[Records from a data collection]
▼

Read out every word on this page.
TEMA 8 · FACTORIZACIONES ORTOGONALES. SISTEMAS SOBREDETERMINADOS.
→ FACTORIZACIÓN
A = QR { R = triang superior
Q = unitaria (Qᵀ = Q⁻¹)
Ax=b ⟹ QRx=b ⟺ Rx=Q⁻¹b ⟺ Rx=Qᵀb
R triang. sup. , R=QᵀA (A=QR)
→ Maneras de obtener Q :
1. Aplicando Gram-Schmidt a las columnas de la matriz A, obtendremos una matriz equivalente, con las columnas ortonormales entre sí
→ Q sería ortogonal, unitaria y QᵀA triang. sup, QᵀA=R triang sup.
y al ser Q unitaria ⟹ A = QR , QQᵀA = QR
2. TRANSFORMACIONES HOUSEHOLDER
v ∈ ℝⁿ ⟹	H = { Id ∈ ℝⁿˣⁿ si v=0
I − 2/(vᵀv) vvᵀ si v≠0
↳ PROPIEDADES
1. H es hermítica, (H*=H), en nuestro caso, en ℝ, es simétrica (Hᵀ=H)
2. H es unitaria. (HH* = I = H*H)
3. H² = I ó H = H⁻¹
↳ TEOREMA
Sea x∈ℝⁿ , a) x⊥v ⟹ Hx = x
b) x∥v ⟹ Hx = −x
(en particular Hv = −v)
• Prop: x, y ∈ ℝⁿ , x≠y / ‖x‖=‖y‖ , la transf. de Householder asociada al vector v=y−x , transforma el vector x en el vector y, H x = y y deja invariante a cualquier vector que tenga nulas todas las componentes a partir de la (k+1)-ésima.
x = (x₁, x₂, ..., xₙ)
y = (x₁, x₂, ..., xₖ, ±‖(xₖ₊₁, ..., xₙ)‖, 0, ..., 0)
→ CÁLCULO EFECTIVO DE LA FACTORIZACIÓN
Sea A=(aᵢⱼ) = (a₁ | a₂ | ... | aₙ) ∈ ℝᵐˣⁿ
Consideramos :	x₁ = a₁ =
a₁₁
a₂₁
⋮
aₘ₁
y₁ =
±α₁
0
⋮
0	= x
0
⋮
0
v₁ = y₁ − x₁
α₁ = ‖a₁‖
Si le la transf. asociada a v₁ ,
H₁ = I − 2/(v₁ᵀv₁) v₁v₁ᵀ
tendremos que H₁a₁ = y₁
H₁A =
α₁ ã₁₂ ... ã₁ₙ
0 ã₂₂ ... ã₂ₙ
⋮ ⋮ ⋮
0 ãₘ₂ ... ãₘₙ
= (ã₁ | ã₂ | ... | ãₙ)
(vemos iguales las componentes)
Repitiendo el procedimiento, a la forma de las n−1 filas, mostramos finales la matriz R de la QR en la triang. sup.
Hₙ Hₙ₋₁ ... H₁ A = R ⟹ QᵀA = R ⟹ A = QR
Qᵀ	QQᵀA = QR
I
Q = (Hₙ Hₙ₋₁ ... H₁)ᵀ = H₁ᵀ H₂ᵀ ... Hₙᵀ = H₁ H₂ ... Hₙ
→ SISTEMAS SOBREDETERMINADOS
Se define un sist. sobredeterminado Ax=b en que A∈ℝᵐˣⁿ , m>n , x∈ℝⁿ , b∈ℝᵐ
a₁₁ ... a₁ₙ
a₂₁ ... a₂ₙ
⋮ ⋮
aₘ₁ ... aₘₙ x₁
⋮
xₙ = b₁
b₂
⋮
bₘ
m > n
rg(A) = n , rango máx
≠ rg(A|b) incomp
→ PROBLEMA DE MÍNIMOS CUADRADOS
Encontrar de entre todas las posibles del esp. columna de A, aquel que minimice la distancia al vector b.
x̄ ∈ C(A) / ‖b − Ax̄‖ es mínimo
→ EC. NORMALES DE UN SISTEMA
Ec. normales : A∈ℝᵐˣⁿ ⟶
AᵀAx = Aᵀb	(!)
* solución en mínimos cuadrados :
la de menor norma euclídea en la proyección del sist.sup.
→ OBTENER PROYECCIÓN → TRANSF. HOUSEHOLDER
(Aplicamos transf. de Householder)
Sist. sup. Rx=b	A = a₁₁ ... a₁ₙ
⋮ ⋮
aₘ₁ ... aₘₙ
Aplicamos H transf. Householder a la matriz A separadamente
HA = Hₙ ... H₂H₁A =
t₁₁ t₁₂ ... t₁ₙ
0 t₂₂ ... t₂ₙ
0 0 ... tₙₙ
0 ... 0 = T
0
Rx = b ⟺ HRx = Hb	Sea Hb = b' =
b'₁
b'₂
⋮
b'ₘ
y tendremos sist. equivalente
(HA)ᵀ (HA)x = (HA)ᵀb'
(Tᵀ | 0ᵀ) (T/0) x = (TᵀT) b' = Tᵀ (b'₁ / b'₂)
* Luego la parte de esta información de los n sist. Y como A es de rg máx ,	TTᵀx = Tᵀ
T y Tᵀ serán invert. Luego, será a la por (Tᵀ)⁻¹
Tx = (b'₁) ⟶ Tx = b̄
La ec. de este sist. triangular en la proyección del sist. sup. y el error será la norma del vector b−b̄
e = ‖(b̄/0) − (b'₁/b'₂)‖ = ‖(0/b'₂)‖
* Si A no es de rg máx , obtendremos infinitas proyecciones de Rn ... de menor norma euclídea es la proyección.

▲

Exercise prompt
Copy each line holding the word "Aplicamos" from the listing above.

Result for this exercise
(Aplicamos transf. de Householder)
Aplicamos H transf. Householder a la matriz A separadamente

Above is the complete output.